━━━ 掲載本文

「高額療養費制度があるなら医療保険はいらないのでは?」
「医療費の自己負担額には上限があると聞いた」
このように考えている方も多いのではないでしょうか。
確かに日本には高額療養費制度があり、医療費が高額になった場合でも自己負担額には上限があります。
そのため、「医療保険は不要」という意見もあります。
しかし、高額療養費制度だけではカバーできない費用も存在します。
この記事では、高額療養費制度の仕組みと医療保険の必要性について元保険営業の立場から解説します。
高額療養費制度とは?
高額療養費制度とは、1か月の医療費が高額になった場合に自己負担額を軽減できる公的制度です。
健康保険に加入している人であれば利用できます。
例えば、
- 入院
- 手術
- がん治療
などで医療費が高額になった場合でも、一定額を超えた部分は払い戻されます。

━━━━━━
━━━ 記録一覧

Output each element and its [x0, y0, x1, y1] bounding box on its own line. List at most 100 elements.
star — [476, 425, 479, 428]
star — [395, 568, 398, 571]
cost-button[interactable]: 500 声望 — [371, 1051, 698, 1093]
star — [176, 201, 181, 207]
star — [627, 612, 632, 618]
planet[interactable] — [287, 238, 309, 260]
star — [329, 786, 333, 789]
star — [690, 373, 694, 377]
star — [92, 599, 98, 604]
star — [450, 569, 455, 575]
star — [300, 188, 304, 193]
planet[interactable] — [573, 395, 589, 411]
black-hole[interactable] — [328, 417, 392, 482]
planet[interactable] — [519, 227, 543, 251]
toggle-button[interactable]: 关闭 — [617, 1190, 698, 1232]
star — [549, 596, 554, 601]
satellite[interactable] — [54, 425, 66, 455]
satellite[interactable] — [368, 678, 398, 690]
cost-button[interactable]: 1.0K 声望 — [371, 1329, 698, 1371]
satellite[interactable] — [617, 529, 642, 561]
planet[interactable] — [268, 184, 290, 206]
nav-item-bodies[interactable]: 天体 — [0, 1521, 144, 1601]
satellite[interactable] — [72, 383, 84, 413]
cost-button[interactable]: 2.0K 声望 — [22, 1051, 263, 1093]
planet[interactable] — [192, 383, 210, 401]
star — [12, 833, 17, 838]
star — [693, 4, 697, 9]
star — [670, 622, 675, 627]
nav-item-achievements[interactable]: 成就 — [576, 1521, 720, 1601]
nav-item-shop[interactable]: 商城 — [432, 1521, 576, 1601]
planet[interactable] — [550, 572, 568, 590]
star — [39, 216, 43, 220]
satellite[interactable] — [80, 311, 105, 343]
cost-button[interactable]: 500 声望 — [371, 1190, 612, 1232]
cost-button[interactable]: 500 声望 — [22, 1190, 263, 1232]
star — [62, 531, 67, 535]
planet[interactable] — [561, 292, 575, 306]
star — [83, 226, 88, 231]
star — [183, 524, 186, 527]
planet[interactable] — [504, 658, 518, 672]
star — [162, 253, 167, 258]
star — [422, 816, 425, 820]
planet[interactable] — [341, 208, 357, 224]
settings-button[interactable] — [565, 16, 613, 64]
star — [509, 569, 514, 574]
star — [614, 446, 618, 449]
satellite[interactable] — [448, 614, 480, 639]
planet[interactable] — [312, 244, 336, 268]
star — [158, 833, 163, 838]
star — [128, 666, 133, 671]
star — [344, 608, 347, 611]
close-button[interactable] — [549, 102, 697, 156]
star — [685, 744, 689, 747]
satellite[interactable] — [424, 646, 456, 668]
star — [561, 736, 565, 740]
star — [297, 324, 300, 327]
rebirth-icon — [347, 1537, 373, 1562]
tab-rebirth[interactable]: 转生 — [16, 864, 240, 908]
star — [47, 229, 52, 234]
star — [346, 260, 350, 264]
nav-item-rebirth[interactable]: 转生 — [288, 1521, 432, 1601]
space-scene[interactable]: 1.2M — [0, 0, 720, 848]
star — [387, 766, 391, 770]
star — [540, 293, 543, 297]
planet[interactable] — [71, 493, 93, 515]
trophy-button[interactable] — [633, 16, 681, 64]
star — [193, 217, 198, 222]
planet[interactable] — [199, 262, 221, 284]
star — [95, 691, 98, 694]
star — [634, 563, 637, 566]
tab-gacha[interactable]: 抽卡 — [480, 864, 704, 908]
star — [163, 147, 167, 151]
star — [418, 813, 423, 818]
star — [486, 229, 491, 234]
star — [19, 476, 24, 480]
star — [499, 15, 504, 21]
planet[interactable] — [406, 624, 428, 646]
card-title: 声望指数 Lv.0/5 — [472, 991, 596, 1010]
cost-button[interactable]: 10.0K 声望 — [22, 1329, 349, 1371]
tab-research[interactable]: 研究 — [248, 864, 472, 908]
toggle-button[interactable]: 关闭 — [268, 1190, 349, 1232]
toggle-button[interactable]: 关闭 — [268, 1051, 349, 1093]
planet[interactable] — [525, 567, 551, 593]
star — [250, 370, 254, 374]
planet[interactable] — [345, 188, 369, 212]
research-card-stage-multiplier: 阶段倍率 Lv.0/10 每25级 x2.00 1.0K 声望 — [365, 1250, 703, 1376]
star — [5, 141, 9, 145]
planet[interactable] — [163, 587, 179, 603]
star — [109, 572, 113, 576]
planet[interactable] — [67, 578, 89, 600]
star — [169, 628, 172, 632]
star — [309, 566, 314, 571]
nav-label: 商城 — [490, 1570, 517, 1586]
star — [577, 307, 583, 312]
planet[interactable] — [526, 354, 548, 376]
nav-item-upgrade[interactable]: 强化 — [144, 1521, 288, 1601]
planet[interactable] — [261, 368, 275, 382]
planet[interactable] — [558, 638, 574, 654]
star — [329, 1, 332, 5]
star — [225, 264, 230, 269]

━━━━━━

作業内容:
A – 高額療養費制度についての本文によると、この制度はどのような人が利用できますか。
B – 高額療養費制度についての本文のうち、「そのため、「医療保険は不要」という意見もあります。」で始まり「健康保険に加入している人であれば利用できます。」で終わる部分を、「公的制度」を「国の制度」に置き換えて書き直してください。

解答一覧:
A – 健康保険に加入している人です。

B –
そのため、「医療保険は不要」という意見もあります。
しかし、高額療養費制度だけではカバーできない費用も存在します。
この記事では、高額療養費制度の仕組みと医療保険の必要性について元保険営業の立場から解説します。
高額療養費制度とは?
高額療養費制度とは、1か月の医療費が高額になった場合に自己負担額を軽減できる国の制度です。
健康保険に加入している人であれば利用できます。